WRITTEN INSTRUCTION - In the material below, find all lines with the string "تجارت" and copy them.

GIVEN DATA -
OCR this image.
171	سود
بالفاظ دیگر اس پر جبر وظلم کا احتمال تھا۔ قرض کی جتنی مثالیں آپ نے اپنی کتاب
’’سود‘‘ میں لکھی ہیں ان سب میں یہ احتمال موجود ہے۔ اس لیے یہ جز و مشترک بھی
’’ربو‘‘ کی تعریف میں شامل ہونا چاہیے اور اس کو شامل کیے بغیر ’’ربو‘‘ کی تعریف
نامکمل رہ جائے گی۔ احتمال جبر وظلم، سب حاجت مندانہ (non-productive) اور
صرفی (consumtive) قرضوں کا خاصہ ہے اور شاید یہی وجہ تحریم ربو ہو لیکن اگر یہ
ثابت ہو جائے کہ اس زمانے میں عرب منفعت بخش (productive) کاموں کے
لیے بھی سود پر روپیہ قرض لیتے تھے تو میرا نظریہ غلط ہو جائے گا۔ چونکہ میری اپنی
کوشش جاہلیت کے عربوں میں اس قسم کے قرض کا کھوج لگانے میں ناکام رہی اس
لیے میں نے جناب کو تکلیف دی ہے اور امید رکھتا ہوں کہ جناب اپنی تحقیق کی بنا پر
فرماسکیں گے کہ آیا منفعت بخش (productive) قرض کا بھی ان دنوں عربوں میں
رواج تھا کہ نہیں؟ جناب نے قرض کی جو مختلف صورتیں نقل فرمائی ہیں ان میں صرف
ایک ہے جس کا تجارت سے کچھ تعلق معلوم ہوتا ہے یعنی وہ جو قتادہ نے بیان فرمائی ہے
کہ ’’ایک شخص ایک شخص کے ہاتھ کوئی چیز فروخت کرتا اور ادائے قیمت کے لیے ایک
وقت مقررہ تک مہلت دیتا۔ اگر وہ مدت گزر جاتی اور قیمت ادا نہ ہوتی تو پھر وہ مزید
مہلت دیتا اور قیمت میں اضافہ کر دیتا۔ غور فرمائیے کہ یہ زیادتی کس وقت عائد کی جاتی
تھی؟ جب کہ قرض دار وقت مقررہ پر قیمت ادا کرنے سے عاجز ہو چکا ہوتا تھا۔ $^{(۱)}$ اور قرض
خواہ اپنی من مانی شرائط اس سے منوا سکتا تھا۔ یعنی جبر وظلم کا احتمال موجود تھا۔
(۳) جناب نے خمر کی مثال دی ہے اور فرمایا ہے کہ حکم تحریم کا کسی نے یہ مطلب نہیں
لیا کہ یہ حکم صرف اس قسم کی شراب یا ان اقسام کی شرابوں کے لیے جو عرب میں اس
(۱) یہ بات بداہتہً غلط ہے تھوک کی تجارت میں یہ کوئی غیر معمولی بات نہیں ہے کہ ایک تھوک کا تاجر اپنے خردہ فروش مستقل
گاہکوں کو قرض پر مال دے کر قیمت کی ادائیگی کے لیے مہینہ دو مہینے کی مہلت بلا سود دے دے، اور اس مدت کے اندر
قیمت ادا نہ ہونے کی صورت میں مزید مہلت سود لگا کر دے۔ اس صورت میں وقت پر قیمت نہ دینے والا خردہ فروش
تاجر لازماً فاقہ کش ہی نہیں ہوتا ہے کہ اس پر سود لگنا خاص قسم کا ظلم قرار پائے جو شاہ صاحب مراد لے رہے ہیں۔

RESPONSE FOR THIS EXERCISE -
ایک ہے جس کا تجارت سے کچھ تعلق معلوم ہوتا ہے یعنی وہ جو قتادہ نے بیان فرمائی ہے
(۱) یہ بات بداہتہً غلط ہے تھوک کی تجارت میں یہ کوئی غیر معمولی بات نہیں ہے کہ ایک تھوک کا تاجر اپنے خردہ فروش مستقل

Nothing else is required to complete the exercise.